Stated task: Using the data below, gather each line that includes the word "Accuracy".

Data shown:
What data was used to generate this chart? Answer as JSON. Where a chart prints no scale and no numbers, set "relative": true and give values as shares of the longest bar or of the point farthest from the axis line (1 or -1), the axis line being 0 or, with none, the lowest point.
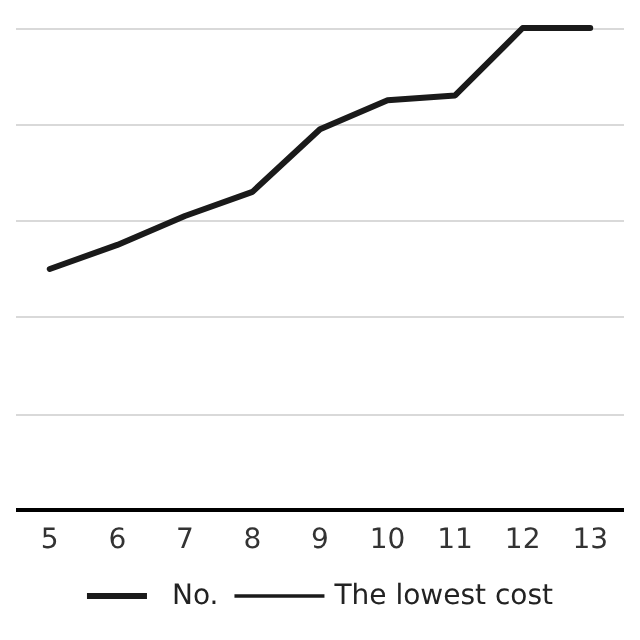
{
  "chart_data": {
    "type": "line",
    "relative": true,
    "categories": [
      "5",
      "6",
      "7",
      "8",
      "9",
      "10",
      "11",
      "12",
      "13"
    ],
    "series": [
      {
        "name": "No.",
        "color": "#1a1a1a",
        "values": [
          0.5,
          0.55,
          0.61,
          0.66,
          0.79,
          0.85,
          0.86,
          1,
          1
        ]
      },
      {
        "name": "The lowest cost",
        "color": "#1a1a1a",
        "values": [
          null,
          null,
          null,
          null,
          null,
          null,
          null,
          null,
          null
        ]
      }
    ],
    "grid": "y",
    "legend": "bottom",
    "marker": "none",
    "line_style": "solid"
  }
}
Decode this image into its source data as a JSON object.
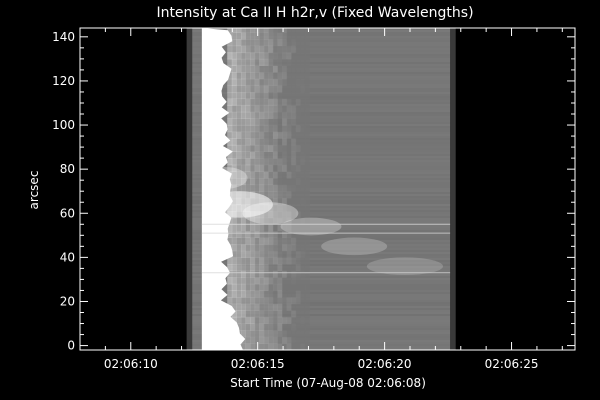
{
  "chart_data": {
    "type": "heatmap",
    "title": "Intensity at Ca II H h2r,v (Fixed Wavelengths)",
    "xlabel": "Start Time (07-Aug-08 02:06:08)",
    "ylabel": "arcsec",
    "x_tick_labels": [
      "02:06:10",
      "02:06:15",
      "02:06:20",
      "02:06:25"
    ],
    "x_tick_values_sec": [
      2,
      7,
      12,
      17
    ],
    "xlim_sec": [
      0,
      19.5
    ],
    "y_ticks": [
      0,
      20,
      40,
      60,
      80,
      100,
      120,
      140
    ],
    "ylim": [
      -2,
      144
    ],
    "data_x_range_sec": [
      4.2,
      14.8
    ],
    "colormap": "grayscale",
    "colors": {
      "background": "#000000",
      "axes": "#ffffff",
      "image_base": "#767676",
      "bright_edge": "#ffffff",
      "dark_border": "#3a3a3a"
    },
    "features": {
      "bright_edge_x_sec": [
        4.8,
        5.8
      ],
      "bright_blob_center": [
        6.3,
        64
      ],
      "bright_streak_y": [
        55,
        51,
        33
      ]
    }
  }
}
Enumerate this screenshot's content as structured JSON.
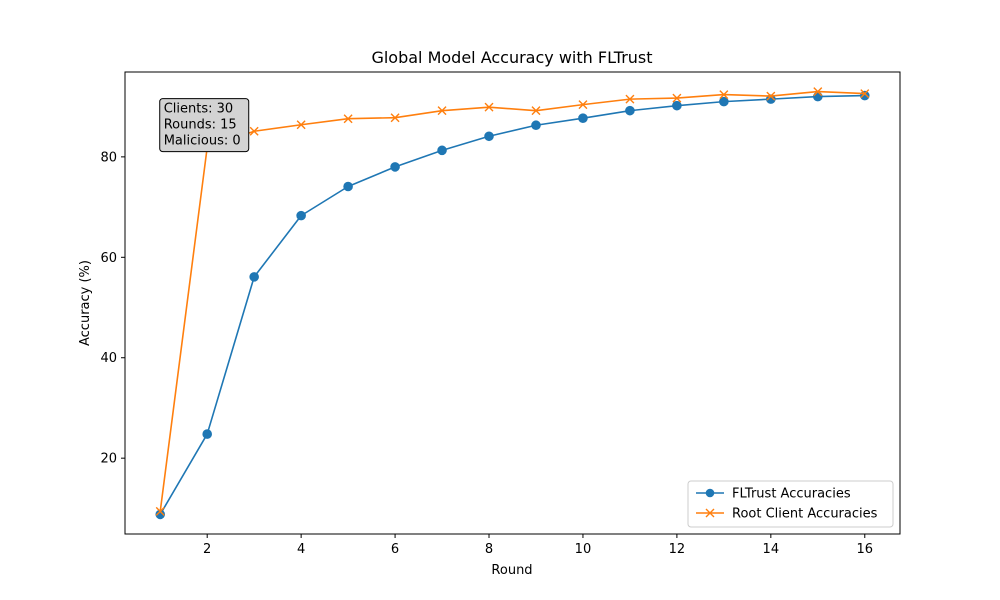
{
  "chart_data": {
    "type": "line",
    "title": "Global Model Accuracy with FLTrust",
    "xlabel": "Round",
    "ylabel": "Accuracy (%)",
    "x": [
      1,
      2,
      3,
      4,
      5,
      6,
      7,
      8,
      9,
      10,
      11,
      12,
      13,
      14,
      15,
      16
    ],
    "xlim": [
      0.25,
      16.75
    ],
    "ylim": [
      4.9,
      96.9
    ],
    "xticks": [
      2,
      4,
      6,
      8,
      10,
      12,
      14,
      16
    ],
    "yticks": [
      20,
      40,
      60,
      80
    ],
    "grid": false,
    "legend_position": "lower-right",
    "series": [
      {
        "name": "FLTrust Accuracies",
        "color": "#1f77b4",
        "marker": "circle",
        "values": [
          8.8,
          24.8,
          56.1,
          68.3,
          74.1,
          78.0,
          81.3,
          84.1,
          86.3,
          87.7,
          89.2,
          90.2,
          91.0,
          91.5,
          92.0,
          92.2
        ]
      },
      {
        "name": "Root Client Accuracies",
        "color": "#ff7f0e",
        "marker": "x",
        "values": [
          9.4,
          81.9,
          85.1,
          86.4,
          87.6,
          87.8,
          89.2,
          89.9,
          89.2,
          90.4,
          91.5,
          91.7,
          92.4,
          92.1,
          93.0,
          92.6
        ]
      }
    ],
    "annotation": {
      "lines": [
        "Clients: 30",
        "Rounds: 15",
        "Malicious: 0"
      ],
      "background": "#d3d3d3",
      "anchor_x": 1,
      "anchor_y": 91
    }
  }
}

Problem solution:
    "title": "Global Model Accuracy with FLTrust",
    "ylabel": "Accuracy (%)",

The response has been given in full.